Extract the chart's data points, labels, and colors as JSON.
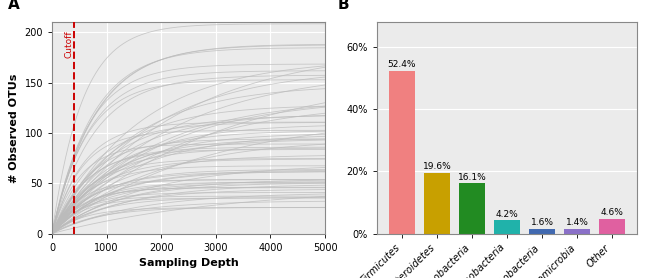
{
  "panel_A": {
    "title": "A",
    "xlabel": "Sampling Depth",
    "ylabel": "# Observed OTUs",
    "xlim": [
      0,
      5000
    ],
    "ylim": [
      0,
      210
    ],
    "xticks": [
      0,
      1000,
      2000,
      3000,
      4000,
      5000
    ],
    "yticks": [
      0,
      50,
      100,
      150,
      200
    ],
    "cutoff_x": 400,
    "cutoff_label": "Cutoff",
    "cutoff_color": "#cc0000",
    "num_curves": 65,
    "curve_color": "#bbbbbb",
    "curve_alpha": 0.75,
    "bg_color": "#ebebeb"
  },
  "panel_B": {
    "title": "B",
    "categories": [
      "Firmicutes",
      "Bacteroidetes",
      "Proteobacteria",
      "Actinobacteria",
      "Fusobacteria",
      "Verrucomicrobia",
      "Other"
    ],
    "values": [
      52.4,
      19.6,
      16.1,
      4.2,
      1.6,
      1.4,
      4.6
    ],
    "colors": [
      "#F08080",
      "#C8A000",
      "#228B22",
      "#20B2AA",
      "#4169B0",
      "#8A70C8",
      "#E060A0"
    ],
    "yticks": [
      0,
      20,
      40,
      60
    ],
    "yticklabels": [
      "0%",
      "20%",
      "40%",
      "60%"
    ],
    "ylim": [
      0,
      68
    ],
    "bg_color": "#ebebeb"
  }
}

##########

ACTIVITY -
Return every record above exactly as written, but drop the pictures.

RESPONSE AREA -
Extract the chart's data points, labels, and colors as JSON.
{
  "panel_A": {
    "title": "A",
    "xlabel": "Sampling Depth",
    "ylabel": "# Observed OTUs",
    "xlim": [
      0,
      5000
    ],
    "ylim": [
      0,
      210
    ],
    "xticks": [
      0,
      1000,
      2000,
      3000,
      4000,
      5000
    ],
    "yticks": [
      0,
      50,
      100,
      150,
      200
    ],
    "cutoff_x": 400,
    "cutoff_label": "Cutoff",
    "cutoff_color": "#cc0000",
    "num_curves": 65,
    "curve_color": "#bbbbbb",
    "curve_alpha": 0.75,
    "bg_color": "#ebebeb"
  },
  "panel_B": {
    "title": "B",
    "categories": [
      "Firmicutes",
      "Bacteroidetes",
      "Proteobacteria",
      "Actinobacteria",
      "Fusobacteria",
      "Verrucomicrobia",
      "Other"
    ],
    "values": [
      52.4,
      19.6,
      16.1,
      4.2,
      1.6,
      1.4,
      4.6
    ],
    "colors": [
      "#F08080",
      "#C8A000",
      "#228B22",
      "#20B2AA",
      "#4169B0",
      "#8A70C8",
      "#E060A0"
    ],
    "yticks": [
      0,
      20,
      40,
      60
    ],
    "yticklabels": [
      "0%",
      "20%",
      "40%",
      "60%"
    ],
    "ylim": [
      0,
      68
    ],
    "bg_color": "#ebebeb"
  }
}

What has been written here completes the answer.